Find each line containing the string "subtitle". Copy it.

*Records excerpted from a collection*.

★ ★ ★ ★ ★ ★ ★

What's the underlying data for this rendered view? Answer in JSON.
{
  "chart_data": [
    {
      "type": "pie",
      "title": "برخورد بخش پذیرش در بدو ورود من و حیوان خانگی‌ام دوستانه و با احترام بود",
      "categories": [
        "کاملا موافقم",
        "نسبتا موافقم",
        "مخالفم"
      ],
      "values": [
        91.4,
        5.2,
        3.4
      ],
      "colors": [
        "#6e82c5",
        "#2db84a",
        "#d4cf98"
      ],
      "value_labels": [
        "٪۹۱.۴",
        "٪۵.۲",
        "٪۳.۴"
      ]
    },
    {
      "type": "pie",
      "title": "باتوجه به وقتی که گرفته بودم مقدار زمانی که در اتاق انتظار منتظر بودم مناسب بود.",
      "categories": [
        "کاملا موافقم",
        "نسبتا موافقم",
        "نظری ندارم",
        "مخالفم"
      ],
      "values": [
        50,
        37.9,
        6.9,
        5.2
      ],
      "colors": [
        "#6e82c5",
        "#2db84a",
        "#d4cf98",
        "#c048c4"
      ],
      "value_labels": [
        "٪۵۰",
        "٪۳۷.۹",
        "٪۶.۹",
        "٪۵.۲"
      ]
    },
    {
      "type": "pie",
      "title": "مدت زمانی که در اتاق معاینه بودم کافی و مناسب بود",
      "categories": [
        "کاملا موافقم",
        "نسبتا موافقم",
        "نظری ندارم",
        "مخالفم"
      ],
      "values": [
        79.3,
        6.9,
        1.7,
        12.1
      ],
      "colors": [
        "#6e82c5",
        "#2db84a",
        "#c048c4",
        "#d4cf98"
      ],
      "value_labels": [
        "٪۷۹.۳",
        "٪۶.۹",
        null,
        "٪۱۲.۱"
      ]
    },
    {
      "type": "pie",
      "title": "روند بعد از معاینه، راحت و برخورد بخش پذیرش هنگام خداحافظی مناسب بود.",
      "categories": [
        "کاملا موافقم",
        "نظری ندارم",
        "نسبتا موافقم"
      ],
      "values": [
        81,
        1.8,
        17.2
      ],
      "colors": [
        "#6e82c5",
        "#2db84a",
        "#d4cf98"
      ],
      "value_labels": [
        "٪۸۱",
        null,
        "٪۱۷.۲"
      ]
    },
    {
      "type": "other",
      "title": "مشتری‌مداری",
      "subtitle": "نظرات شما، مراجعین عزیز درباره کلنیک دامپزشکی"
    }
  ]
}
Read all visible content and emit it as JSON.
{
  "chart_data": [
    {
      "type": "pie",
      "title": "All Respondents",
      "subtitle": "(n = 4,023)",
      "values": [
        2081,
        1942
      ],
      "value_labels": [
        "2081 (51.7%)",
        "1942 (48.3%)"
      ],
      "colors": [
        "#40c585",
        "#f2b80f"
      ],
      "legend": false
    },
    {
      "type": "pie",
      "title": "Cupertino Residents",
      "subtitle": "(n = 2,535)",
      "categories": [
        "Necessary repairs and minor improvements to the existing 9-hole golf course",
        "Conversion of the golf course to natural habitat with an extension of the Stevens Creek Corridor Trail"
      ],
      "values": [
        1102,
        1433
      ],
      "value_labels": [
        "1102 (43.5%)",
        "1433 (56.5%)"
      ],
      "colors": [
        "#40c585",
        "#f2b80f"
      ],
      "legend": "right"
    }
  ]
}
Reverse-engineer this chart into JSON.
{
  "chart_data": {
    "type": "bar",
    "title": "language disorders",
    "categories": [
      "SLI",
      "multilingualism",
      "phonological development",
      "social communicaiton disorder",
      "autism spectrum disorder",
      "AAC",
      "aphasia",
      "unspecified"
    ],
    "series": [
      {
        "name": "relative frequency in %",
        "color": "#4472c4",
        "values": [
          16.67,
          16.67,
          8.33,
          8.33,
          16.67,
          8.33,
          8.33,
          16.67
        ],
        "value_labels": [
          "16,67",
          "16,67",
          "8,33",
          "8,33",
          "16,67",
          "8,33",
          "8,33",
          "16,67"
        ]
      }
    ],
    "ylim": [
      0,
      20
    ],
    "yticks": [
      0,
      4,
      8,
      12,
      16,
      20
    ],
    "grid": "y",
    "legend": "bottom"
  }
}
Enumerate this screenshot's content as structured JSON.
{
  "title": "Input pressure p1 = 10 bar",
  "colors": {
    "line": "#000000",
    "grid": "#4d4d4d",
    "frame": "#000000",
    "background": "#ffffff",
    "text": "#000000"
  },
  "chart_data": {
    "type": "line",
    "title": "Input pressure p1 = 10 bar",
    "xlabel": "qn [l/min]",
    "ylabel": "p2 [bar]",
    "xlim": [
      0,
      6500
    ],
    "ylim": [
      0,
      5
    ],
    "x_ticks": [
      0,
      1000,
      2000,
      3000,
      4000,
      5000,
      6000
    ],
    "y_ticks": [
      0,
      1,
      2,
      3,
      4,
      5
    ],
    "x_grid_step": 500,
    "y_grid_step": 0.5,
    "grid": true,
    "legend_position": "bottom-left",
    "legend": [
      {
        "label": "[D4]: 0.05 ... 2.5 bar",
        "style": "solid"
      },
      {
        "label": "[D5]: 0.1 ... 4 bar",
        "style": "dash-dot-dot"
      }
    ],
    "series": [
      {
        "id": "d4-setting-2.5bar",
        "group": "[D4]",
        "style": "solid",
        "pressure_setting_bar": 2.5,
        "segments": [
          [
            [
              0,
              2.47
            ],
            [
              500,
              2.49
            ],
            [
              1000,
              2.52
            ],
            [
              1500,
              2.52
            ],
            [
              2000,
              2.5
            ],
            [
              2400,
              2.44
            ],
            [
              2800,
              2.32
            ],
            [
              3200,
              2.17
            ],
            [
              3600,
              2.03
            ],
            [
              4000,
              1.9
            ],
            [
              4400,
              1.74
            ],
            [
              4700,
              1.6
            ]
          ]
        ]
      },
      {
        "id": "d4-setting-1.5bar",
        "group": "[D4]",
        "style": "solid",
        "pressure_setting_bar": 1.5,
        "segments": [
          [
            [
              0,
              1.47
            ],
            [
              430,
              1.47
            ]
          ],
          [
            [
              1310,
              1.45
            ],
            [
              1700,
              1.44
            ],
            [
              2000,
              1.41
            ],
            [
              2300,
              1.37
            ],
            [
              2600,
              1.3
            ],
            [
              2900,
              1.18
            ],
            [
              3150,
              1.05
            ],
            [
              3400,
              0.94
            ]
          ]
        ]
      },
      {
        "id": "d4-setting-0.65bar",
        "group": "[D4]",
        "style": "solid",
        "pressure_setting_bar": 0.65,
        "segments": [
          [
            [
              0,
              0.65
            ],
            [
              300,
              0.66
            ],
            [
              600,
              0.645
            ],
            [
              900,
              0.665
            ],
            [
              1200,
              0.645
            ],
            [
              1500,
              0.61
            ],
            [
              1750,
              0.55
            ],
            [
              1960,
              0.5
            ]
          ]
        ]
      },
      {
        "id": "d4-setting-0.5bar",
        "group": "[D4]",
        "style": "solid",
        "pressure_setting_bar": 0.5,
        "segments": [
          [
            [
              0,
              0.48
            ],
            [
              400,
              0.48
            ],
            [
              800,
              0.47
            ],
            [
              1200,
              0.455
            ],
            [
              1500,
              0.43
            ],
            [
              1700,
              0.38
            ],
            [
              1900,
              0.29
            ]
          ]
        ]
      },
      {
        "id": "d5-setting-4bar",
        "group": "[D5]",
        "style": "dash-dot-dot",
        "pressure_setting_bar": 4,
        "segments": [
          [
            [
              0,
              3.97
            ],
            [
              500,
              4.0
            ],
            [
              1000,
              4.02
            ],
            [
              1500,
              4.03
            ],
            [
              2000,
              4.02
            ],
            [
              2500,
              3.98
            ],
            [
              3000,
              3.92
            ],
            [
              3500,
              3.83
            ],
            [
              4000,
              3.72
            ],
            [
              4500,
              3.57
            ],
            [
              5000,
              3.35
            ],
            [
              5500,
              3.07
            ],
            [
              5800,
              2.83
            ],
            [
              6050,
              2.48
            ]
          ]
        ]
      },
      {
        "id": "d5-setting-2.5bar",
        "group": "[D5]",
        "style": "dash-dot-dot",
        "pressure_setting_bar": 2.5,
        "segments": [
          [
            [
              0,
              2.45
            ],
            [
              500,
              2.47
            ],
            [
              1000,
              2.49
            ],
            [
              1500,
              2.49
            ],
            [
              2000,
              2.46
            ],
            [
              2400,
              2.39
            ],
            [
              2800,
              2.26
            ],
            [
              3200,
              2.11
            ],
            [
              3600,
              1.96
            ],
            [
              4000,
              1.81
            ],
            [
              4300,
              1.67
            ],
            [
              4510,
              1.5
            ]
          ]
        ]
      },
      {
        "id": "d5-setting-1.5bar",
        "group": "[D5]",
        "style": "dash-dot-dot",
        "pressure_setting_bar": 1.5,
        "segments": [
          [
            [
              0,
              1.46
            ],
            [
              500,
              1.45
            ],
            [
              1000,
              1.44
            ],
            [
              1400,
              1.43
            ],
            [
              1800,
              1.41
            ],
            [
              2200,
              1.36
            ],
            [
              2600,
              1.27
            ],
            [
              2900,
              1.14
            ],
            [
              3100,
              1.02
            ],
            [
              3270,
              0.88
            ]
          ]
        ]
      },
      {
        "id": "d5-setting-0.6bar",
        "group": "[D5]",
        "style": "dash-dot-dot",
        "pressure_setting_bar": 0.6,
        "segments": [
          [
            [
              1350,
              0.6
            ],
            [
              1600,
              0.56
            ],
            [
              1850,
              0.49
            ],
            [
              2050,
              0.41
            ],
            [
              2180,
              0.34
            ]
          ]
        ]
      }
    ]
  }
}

★ ★ ★ ★ ★ ★ ★

*Answer to the problem*.
      "subtitle": "نظرات شما، مراجعین عزیز درباره کلنیک دامپزشکی"
      "subtitle": "(n = 4,023)",
      "subtitle": "(n = 2,535)",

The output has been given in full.